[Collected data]
* start *

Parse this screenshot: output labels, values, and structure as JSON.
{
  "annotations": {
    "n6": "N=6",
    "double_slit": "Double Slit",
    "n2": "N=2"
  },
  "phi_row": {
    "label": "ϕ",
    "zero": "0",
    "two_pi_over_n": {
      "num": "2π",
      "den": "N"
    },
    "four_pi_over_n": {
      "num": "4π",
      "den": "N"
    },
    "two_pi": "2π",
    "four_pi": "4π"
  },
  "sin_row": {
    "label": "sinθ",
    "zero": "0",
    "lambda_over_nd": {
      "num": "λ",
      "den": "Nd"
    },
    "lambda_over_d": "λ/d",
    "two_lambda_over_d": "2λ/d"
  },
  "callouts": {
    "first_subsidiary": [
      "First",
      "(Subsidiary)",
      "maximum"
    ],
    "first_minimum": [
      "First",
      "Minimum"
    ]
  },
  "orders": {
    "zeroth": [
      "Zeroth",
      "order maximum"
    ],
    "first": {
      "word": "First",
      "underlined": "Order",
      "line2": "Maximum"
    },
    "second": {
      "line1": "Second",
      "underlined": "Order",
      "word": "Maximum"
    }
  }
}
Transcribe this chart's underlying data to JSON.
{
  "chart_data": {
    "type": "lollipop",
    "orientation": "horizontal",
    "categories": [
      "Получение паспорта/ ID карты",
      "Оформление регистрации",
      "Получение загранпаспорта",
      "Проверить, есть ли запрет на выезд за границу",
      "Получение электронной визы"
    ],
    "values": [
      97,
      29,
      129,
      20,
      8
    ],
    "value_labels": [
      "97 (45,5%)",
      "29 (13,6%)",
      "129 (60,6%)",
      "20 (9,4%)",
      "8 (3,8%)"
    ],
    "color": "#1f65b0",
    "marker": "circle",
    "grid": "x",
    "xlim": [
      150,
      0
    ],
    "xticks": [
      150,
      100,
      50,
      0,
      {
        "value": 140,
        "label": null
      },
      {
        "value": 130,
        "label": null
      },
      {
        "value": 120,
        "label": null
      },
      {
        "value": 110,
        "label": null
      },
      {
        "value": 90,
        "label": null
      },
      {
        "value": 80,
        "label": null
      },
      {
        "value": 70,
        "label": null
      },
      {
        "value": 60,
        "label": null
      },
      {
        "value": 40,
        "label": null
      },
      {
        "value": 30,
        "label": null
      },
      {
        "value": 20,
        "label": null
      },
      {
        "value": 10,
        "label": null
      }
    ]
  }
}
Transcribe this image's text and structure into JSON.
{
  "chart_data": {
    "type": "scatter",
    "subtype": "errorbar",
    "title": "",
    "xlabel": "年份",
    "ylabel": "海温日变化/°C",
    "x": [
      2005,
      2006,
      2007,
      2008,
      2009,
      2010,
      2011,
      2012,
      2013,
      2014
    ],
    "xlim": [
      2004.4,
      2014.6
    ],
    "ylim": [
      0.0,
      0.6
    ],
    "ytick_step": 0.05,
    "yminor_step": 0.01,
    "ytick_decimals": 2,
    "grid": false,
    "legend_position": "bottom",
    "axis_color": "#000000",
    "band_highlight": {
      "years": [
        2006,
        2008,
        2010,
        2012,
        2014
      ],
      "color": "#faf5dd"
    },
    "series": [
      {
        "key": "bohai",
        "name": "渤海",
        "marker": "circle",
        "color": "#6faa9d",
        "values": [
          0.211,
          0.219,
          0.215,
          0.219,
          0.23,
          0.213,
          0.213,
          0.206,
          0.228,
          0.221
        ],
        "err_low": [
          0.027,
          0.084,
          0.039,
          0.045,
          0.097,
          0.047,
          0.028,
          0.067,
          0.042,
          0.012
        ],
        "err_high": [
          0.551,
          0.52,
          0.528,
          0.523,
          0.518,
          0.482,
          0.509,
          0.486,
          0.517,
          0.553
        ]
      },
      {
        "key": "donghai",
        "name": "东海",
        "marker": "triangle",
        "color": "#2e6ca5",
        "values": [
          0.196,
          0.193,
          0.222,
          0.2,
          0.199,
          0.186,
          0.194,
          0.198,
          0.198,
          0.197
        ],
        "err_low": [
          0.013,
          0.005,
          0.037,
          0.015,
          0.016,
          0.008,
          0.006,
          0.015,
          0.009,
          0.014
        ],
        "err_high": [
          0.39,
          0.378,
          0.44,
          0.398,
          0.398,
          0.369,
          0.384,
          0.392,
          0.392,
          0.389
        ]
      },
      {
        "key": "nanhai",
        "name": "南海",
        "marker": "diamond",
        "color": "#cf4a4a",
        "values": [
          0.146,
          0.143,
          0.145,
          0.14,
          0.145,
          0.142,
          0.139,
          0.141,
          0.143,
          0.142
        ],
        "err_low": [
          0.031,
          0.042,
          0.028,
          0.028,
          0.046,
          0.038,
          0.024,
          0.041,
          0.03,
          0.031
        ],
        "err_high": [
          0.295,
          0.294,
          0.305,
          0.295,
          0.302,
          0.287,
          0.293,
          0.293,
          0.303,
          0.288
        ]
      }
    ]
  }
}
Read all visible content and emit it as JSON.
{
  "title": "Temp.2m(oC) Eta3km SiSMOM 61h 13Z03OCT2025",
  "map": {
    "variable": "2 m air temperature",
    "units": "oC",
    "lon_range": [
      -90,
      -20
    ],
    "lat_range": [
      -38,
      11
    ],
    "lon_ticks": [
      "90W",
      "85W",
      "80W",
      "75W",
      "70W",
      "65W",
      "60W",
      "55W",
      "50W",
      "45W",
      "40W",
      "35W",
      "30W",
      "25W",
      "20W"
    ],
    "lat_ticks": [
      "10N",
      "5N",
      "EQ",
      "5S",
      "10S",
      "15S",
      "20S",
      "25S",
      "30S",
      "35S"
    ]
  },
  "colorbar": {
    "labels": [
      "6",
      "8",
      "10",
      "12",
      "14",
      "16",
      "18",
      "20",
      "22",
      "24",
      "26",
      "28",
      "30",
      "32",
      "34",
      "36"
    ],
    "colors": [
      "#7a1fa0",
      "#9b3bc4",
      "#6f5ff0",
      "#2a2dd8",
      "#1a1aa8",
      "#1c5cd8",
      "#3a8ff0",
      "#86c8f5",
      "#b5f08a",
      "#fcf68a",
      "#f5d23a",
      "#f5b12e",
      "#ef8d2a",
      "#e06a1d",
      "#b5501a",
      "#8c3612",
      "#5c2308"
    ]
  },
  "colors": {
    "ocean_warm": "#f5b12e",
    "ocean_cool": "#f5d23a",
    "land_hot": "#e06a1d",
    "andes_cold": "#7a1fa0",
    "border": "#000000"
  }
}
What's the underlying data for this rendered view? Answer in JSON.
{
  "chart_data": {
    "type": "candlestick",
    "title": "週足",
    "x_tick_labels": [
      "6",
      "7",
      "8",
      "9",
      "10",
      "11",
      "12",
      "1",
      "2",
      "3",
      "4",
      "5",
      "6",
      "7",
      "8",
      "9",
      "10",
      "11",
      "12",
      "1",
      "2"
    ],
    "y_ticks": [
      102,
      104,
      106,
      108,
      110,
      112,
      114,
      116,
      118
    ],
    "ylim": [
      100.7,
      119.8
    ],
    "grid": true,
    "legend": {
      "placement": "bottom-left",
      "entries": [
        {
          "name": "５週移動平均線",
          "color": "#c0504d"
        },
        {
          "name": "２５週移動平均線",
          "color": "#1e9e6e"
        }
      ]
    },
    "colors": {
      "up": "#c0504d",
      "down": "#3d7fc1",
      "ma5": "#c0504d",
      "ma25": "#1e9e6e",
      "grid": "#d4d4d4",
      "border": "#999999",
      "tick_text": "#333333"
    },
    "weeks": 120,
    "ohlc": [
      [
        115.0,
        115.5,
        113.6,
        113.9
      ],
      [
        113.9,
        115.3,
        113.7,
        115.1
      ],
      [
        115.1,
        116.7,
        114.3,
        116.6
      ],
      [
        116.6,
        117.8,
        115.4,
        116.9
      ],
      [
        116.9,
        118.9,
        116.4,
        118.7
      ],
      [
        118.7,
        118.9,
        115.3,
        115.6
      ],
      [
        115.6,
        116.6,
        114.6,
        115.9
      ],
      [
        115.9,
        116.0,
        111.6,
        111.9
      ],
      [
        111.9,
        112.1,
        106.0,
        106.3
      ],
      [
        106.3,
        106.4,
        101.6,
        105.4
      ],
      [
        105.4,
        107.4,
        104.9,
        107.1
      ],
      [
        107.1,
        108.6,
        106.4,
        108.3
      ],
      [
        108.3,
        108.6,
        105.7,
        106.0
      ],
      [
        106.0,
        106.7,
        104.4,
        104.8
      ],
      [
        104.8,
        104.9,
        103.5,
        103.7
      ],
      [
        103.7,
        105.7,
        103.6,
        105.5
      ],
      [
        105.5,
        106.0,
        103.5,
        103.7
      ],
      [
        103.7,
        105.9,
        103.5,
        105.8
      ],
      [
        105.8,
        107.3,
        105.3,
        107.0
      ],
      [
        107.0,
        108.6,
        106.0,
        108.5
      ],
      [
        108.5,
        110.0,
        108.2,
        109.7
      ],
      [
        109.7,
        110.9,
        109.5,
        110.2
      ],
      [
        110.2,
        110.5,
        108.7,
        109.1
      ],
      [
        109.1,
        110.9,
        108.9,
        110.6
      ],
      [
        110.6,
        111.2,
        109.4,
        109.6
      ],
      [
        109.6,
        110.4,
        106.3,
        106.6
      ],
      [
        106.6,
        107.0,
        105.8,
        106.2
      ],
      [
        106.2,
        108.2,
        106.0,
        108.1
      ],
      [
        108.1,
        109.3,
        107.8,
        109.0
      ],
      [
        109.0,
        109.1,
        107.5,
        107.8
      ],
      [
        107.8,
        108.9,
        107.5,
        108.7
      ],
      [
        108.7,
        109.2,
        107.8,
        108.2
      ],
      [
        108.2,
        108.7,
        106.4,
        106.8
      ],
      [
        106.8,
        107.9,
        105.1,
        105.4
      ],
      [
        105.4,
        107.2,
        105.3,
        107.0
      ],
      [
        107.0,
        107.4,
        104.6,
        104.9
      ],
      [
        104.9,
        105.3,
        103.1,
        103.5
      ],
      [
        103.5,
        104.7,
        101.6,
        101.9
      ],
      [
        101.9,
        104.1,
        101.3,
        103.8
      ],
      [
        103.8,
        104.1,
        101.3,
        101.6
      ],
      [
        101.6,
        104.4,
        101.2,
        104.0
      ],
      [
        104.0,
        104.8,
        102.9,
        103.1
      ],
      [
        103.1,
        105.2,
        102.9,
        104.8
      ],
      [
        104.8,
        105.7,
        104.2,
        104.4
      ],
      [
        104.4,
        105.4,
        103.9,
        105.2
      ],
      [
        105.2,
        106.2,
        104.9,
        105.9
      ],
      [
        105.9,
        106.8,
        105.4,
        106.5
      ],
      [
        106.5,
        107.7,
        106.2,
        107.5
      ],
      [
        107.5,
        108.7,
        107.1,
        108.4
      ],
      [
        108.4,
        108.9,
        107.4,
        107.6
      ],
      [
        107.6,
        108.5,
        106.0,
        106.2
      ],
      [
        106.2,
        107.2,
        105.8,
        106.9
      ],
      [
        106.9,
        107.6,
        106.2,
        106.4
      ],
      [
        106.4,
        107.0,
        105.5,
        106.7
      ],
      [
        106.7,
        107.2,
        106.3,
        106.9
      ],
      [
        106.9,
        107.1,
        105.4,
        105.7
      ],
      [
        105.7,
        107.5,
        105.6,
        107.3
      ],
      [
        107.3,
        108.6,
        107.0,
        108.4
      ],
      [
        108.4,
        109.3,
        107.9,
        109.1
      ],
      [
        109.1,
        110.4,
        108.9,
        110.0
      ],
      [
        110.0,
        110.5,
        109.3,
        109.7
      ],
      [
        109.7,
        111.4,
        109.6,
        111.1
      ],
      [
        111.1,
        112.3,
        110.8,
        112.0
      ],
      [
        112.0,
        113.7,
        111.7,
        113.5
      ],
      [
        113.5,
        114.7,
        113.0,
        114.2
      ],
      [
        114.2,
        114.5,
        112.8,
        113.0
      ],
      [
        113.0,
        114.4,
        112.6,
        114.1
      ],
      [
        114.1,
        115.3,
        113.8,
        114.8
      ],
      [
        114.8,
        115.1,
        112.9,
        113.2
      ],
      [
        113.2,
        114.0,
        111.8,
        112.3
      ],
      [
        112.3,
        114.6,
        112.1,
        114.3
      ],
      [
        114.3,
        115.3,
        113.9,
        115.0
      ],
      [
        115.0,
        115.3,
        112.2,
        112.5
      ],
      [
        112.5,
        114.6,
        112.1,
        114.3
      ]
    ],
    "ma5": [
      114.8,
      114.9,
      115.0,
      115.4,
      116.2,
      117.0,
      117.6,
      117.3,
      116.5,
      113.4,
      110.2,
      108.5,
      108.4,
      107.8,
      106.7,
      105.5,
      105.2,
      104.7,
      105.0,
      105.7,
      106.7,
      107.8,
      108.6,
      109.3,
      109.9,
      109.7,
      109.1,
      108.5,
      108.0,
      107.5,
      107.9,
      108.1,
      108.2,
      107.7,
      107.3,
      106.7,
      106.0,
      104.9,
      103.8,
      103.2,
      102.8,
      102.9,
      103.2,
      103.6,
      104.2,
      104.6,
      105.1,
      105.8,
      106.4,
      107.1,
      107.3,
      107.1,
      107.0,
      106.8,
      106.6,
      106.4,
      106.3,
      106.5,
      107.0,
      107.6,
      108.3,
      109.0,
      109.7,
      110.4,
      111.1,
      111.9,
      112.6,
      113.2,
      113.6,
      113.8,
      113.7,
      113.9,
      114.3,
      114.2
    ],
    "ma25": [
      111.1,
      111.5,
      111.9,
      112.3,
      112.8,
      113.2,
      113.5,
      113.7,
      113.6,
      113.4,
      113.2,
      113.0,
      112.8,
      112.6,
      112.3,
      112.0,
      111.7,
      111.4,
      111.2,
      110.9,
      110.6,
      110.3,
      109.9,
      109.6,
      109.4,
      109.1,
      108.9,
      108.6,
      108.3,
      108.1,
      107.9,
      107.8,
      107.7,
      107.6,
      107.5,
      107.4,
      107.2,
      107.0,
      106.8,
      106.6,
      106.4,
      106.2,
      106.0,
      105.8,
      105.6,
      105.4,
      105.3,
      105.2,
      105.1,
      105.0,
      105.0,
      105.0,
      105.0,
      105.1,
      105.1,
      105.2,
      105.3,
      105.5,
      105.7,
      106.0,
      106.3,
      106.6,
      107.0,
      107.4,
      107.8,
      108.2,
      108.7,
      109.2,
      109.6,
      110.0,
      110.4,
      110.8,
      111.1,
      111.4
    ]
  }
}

* end *

Of the lines in this data, how many contain "Transcribe"? Reply with only the number.

2